Document layout analysis data:

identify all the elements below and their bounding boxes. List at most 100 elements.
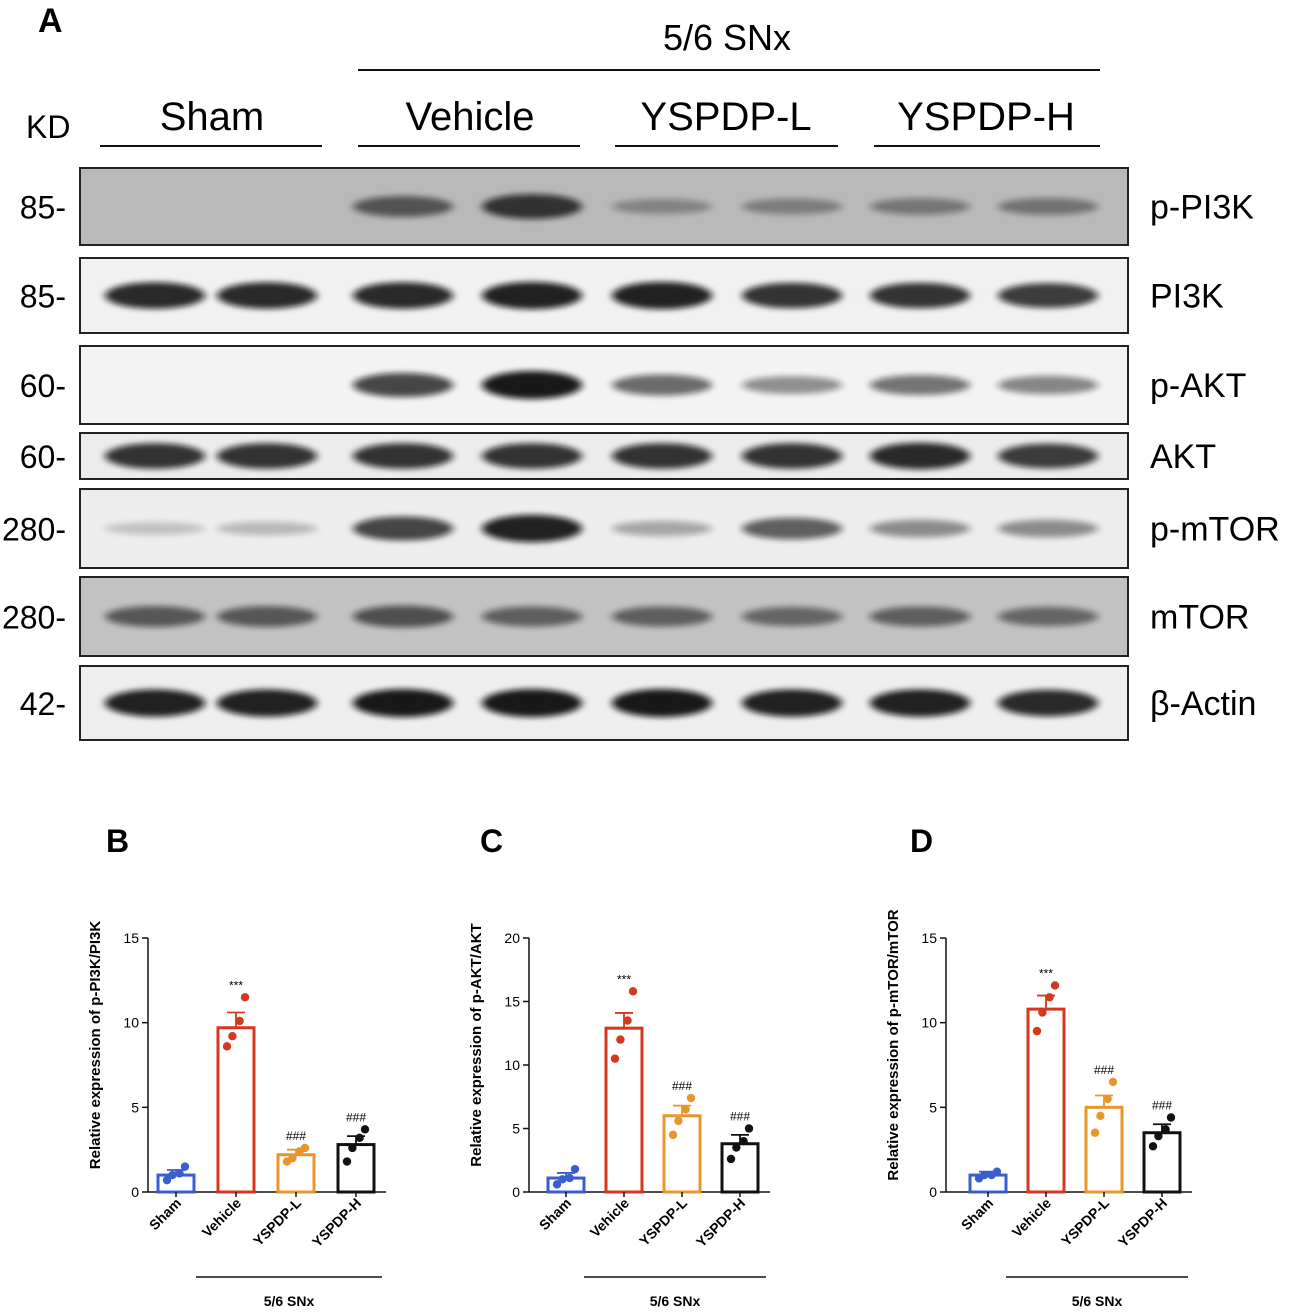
- y-tick-label: 5: [131, 1099, 139, 1115]
- chart-c-akt: C 0 5 10 15 20 Relative expression of p-AKT/AK…: [468, 823, 770, 1309]
- significance-marker: ###: [1094, 1063, 1114, 1077]
- group-label: 5/6 SNx: [650, 1293, 701, 1309]
- data-point: [1045, 993, 1054, 1002]
- blot-band: [482, 371, 582, 399]
- blot-band: [612, 606, 712, 627]
- blot-row-p-akt: 60- p-AKT: [20, 345, 1246, 425]
- y-tick-label: 15: [921, 930, 937, 946]
- blot-row--actin: 42- β-Actin: [20, 665, 1256, 741]
- data-point: [1166, 1113, 1176, 1122]
- blot-band: [217, 282, 317, 309]
- panel-label: D: [910, 823, 933, 859]
- bar-vehicle: [604, 1026, 644, 1194]
- blot-band: [217, 606, 317, 627]
- group-label-yspdp-h: YSPDP-H: [897, 95, 1075, 139]
- bar-yspdp-l: [1084, 1105, 1124, 1194]
- blot-band: [105, 606, 205, 627]
- blot-band: [742, 606, 842, 627]
- panel-label: B: [106, 823, 129, 859]
- data-point: [222, 1042, 232, 1051]
- blot-band: [353, 516, 453, 541]
- x-tick-label: Sham: [146, 1195, 184, 1233]
- data-point: [565, 1173, 574, 1183]
- blot-band: [742, 282, 842, 309]
- blot-band: [870, 282, 970, 309]
- blot-band: [482, 514, 582, 543]
- y-tick-label: 0: [131, 1184, 139, 1200]
- bar-yspdp-l: [662, 1114, 702, 1194]
- panel-a-label: A: [38, 2, 63, 40]
- y-tick-label: 15: [504, 994, 520, 1010]
- kd-marker-label: 280-: [2, 512, 66, 548]
- blot-band: [742, 376, 842, 394]
- data-point: [739, 1137, 748, 1146]
- blot-row-akt: 60- AKT: [20, 432, 1216, 480]
- y-axis-label: Relative expression of p-PI3K/PI3K: [87, 921, 104, 1170]
- blot-row-mtor: 280- mTOR: [2, 576, 1249, 657]
- y-tick-label: 10: [504, 1057, 520, 1073]
- data-point: [992, 1167, 1002, 1176]
- blot-band: [870, 198, 970, 215]
- bar-yspdp-h: [1142, 1131, 1182, 1194]
- western-blot-panel: A 5/6 SNx KD Sham Vehicle YSPDP-L YSPDP-…: [2, 2, 1280, 741]
- blot-band: [612, 198, 712, 215]
- data-point: [1103, 1094, 1112, 1104]
- blot-membrane: [79, 167, 1129, 246]
- blot-band: [998, 283, 1098, 308]
- x-tick-label: Sham: [536, 1195, 574, 1233]
- data-point: [1038, 1008, 1047, 1017]
- blot-row-p-pi3k: 85- p-PI3K: [20, 167, 1254, 246]
- kd-marker-label: 85-: [20, 279, 66, 315]
- x-tick-label: YSPDP-L: [250, 1194, 305, 1249]
- blot-band: [482, 194, 582, 219]
- blot-band: [105, 522, 205, 535]
- blot-band: [742, 517, 842, 540]
- group-label-vehicle: Vehicle: [406, 95, 535, 139]
- data-point: [628, 987, 638, 996]
- blot-band: [612, 374, 712, 396]
- blot-band: [870, 519, 970, 538]
- y-tick-label: 5: [512, 1121, 520, 1137]
- x-tick-label: Vehicle: [1009, 1195, 1055, 1241]
- kd-marker-label: 85-: [20, 190, 66, 226]
- y-tick-label: 15: [123, 930, 139, 946]
- blot-band: [612, 443, 712, 469]
- data-point: [162, 1175, 172, 1185]
- blot-band: [998, 689, 1098, 717]
- data-point: [180, 1162, 190, 1171]
- data-point: [1090, 1128, 1100, 1137]
- significance-marker: ###: [730, 1110, 750, 1124]
- significance-marker: ***: [617, 972, 631, 986]
- blot-band: [353, 443, 453, 469]
- data-point: [348, 1143, 357, 1153]
- data-point: [175, 1169, 184, 1178]
- blot-band: [998, 606, 1098, 627]
- y-axis-label: Relative expression of p-AKT/AKT: [468, 923, 485, 1166]
- x-tick-label: YSPDP-L: [1058, 1194, 1113, 1249]
- blot-band: [482, 689, 582, 717]
- protein-label: AKT: [1150, 438, 1216, 476]
- x-tick-label: YSPDP-H: [309, 1195, 364, 1250]
- protein-label: β-Actin: [1150, 685, 1256, 723]
- data-point: [980, 1170, 989, 1180]
- x-tick-label: YSPDP-H: [1115, 1195, 1170, 1250]
- blot-band: [482, 606, 582, 627]
- blot-row-p-mtor: 280- p-mTOR: [2, 488, 1280, 569]
- significance-marker: ***: [229, 978, 243, 992]
- data-point: [552, 1180, 562, 1189]
- significance-marker: ###: [672, 1079, 692, 1093]
- significance-marker: ###: [1152, 1098, 1172, 1112]
- y-tick-label: 10: [123, 1015, 139, 1031]
- blot-band: [353, 689, 453, 717]
- data-point: [1154, 1131, 1163, 1141]
- blot-row-pi3k: 85- PI3K: [20, 257, 1224, 334]
- blot-band: [870, 375, 970, 395]
- bar-vehicle: [216, 1026, 256, 1194]
- bar-vehicle: [1026, 1007, 1066, 1194]
- blot-band: [998, 519, 1098, 538]
- bar-yspdp-h: [720, 1142, 760, 1194]
- blot-band: [217, 689, 317, 717]
- data-point: [610, 1054, 620, 1063]
- x-tick-label: Vehicle: [199, 1195, 245, 1241]
- data-point: [732, 1143, 741, 1152]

## Task instructions
Copy each line from the data that features the string "marker".

## Response area
- significance-marker: ###: [1094, 1063, 1114, 1077]
- kd-marker-label: 280-: [2, 512, 66, 548]
- kd-marker-label: 85-: [20, 279, 66, 315]
- kd-marker-label: 85-: [20, 190, 66, 226]
- significance-marker: ###: [730, 1110, 750, 1124]
- significance-marker: ***: [617, 972, 631, 986]
- significance-marker: ***: [229, 978, 243, 992]
- significance-marker: ###: [672, 1079, 692, 1093]
- significance-marker: ###: [1152, 1098, 1172, 1112]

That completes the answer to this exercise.